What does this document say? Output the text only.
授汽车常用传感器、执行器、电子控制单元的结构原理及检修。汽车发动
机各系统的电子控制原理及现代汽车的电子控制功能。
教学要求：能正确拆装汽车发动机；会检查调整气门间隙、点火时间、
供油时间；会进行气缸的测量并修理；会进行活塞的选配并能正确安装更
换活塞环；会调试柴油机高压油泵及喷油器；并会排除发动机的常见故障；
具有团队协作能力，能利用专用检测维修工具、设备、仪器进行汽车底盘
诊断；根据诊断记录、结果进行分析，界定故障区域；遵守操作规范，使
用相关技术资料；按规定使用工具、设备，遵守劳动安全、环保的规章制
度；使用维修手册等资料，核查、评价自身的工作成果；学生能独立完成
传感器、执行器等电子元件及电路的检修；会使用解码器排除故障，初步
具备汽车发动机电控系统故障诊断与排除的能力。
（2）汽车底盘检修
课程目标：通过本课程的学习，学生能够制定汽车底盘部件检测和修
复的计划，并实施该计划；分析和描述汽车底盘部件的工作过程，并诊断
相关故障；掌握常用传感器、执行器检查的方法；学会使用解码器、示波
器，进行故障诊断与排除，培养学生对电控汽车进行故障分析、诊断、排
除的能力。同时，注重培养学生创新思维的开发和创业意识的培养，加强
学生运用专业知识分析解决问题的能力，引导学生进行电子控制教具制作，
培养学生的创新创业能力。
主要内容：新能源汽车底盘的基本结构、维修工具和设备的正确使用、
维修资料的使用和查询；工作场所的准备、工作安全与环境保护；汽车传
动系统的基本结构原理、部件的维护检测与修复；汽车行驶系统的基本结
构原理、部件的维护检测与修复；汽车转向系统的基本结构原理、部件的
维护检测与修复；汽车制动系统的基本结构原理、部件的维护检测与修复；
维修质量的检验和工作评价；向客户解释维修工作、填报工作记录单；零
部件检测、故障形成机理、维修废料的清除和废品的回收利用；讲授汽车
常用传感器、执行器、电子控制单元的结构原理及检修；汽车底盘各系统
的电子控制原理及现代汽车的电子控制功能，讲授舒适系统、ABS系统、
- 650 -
#####
Reproduce the records above exactly as they appear.

* Solution for this problem *
What does this document say? Output the text only.
授汽车常用传感器、执行器、电子控制单元的结构原理及检修。汽车发动
机各系统的电子控制原理及现代汽车的电子控制功能。
教学要求：能正确拆装汽车发动机；会检查调整气门间隙、点火时间、
供油时间；会进行气缸的测量并修理；会进行活塞的选配并能正确安装更
换活塞环；会调试柴油机高压油泵及喷油器；并会排除发动机的常见故障；
具有团队协作能力，能利用专用检测维修工具、设备、仪器进行汽车底盘
诊断；根据诊断记录、结果进行分析，界定故障区域；遵守操作规范，使
用相关技术资料；按规定使用工具、设备，遵守劳动安全、环保的规章制
度；使用维修手册等资料，核查、评价自身的工作成果；学生能独立完成
传感器、执行器等电子元件及电路的检修；会使用解码器排除故障，初步
具备汽车发动机电控系统故障诊断与排除的能力。
（2）汽车底盘检修
课程目标：通过本课程的学习，学生能够制定汽车底盘部件检测和修
复的计划，并实施该计划；分析和描述汽车底盘部件的工作过程，并诊断
相关故障；掌握常用传感器、执行器检查的方法；学会使用解码器、示波
器，进行故障诊断与排除，培养学生对电控汽车进行故障分析、诊断、排
除的能力。同时，注重培养学生创新思维的开发和创业意识的培养，加强
学生运用专业知识分析解决问题的能力，引导学生进行电子控制教具制作，
培养学生的创新创业能力。
主要内容：新能源汽车底盘的基本结构、维修工具和设备的正确使用、
维修资料的使用和查询；工作场所的准备、工作安全与环境保护；汽车传
动系统的基本结构原理、部件的维护检测与修复；汽车行驶系统的基本结
构原理、部件的维护检测与修复；汽车转向系统的基本结构原理、部件的
维护检测与修复；汽车制动系统的基本结构原理、部件的维护检测与修复；
维修质量的检验和工作评价；向客户解释维修工作、填报工作记录单；零
部件检测、故障形成机理、维修废料的清除和废品的回收利用；讲授汽车
常用传感器、执行器、电子控制单元的结构原理及检修；汽车底盘各系统
的电子控制原理及现代汽车的电子控制功能，讲授舒适系统、ABS系统、
- 650 -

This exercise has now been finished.